***** Passage provided *****

The blackout period will begin on December 31, 2012 at 4:00 p.m. and will end no later than January 14, 2013 at 9:00 a.m. (such period, the "Blackout Period"). During the Blackout Period, participants in the Plan will be unable to do any of the following with the portion of their accounts that is currently invested in Krispy Kreme Stock: (i) direct or diversify investments in this portion of their accounts, (ii) obtain a loan of those funds, or (iii) obtain a distribution of those funds.

*****

» **Work instructions**
(1) Translate this sentence from the blackout notice into Spanish: "The blackout period will begin on December 31, 2012 at 4:00 p.m. and will end no later than January 14, 2013 at 9:00 a.m. (such period, the 'Blackout Period')."
(2) Retype the blackout notice from "The blackout period will" down to "of those funds.".
(3) According to the blackout notice, what actions will Plan participants be unable to take during the Blackout Period with the portion of their accounts invested in Krispy Kreme Stock? List them.
The material placed after the blackout notice is not needed.

***** Dataset extract *****

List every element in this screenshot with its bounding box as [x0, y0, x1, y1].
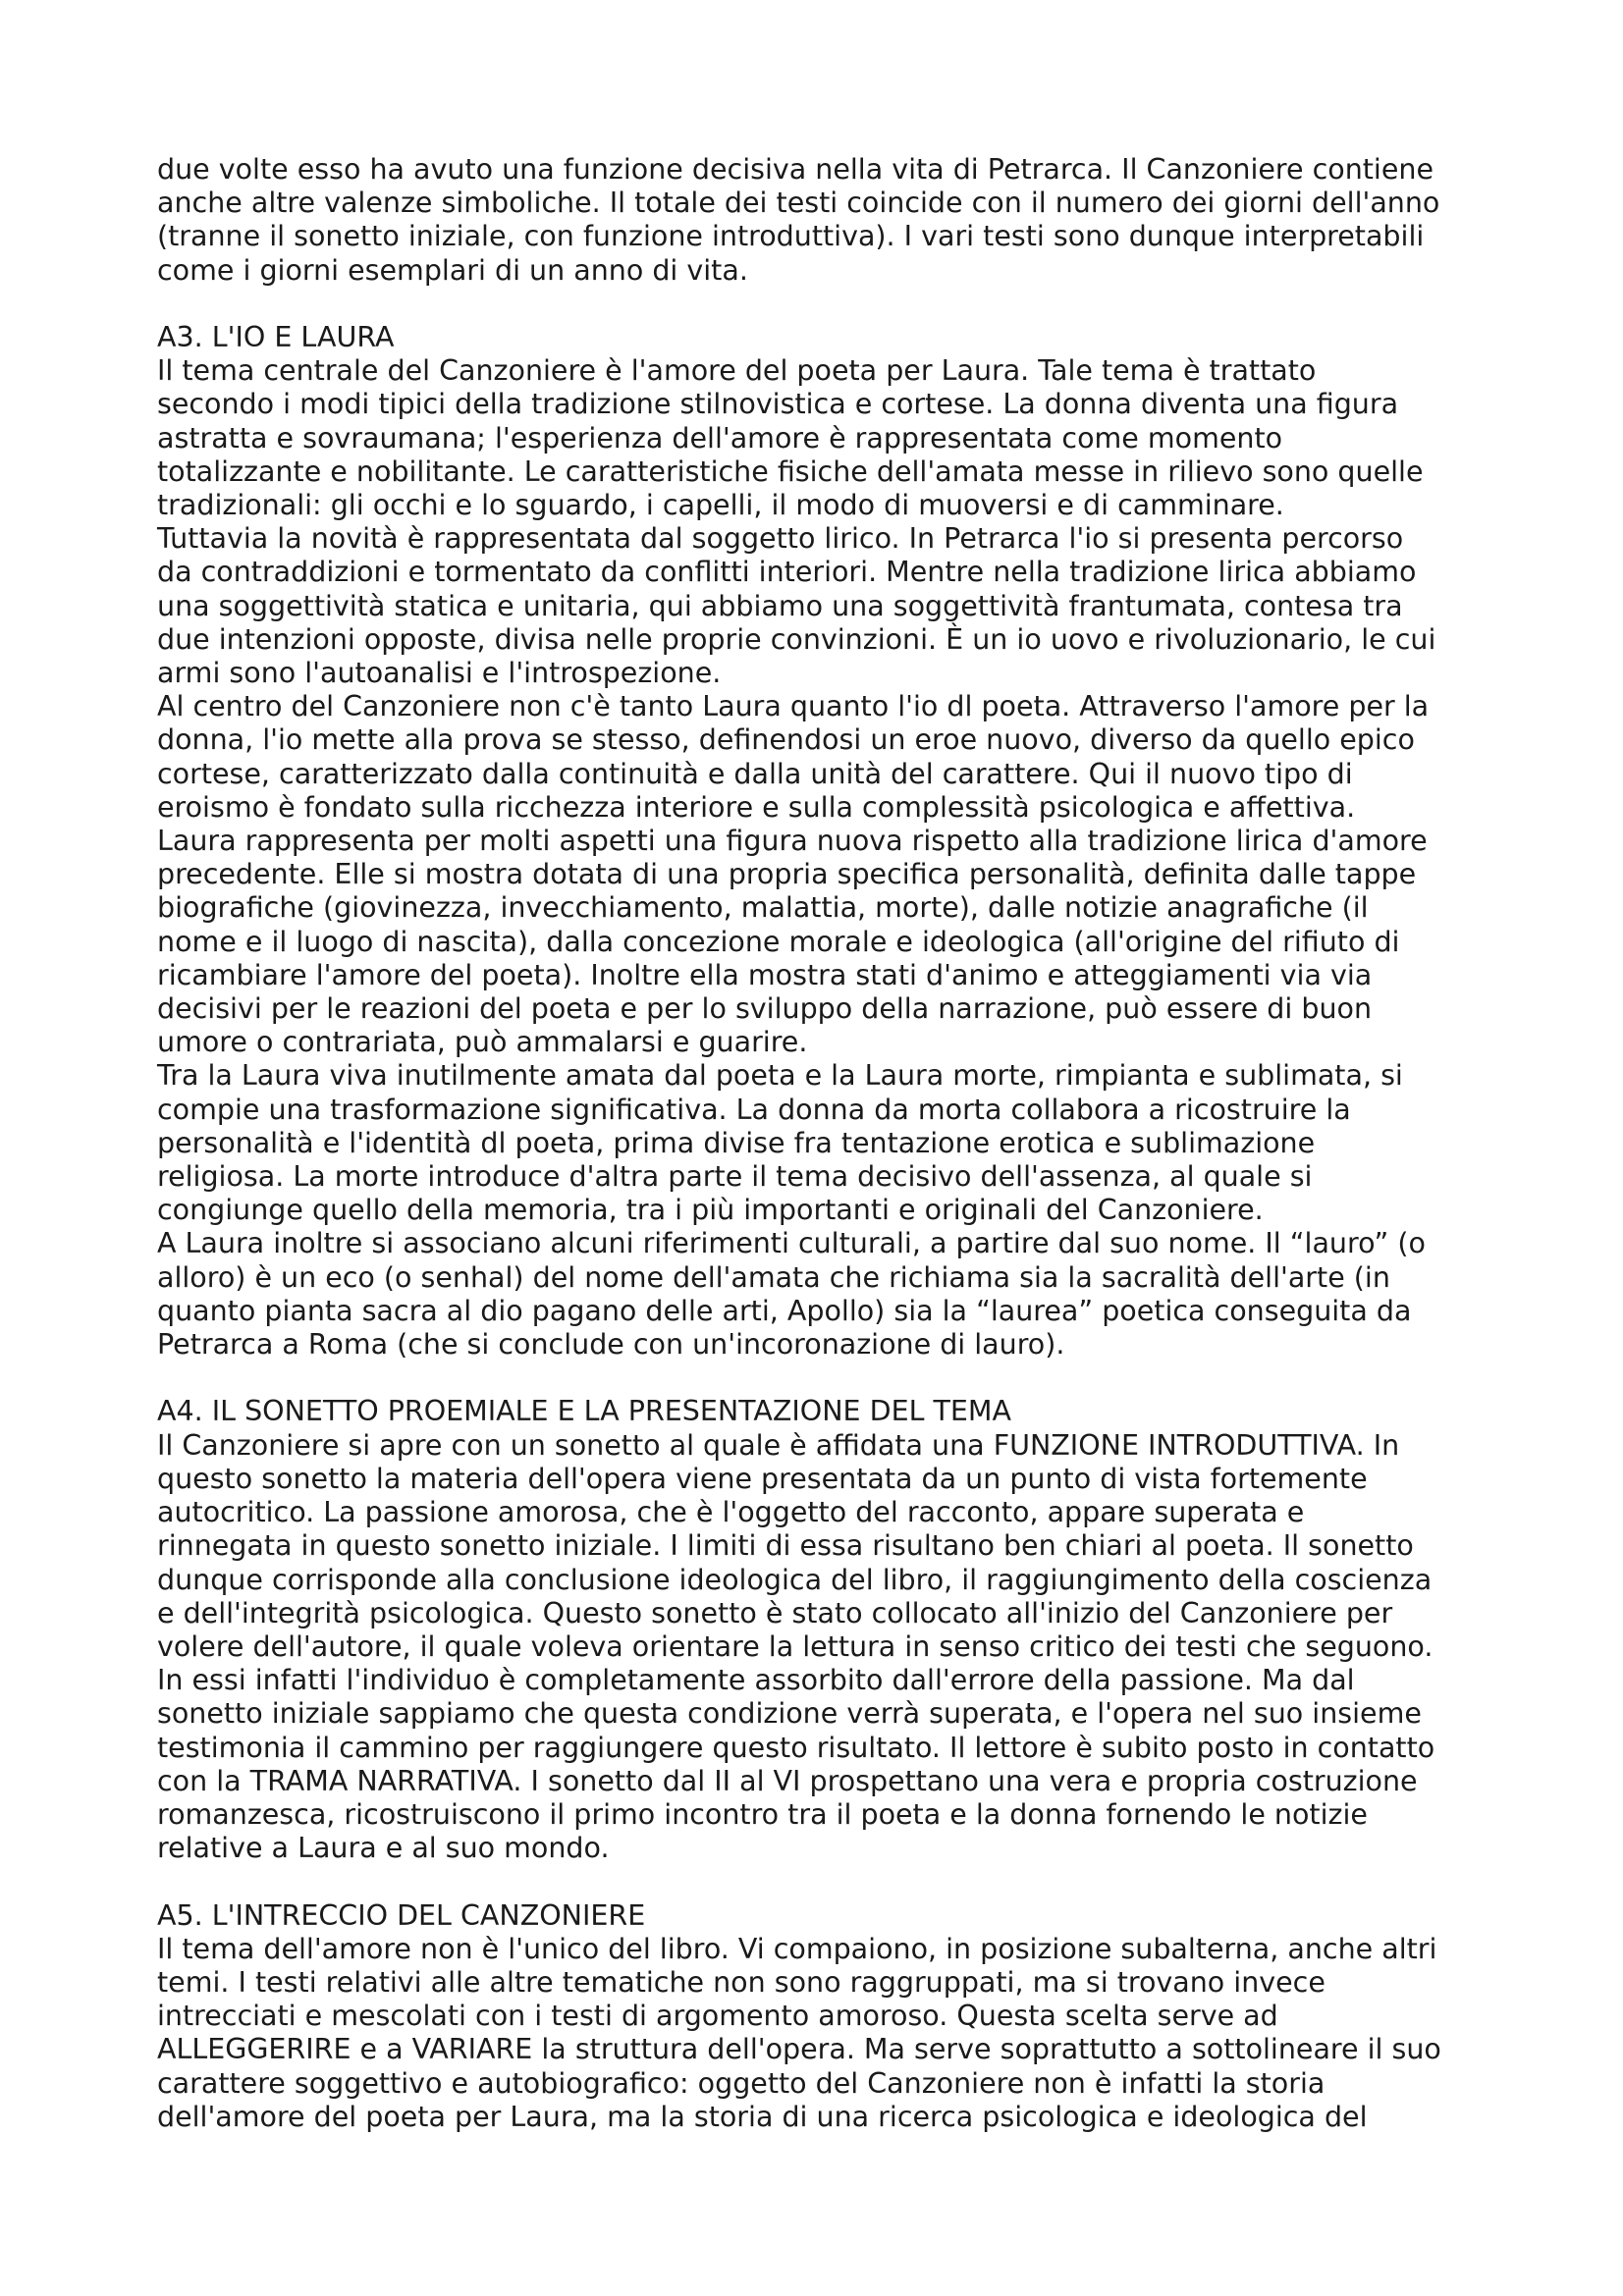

*****

» **Solutions to each task**
(1) El período de restricción comenzará el 31 de diciembre de 2012 a las 4:00 p. m. y terminará a más tardar el 14 de enero de 2013 a las 9:00 a. m. (dicho período, el "Período de Restricción").

(2)
The blackout period will begin on December 31, 2012 at 4:00 p.m. and will end no later than January 14, 2013 at 9:00 a.m. (such period, the "Blackout Period"). During the Blackout Period, participants in the Plan will be unable to do any of the following with the portion of their accounts that is currently invested in Krispy Kreme Stock: (i) direct or diversify investments in this portion of their accounts, (ii) obtain a loan of those funds, or (iii) obtain a distribution of those funds.

(3)
1. Direct or diversify investments in this portion of their accounts
2. Obtain a loan of those funds
3. Obtain a distribution of those funds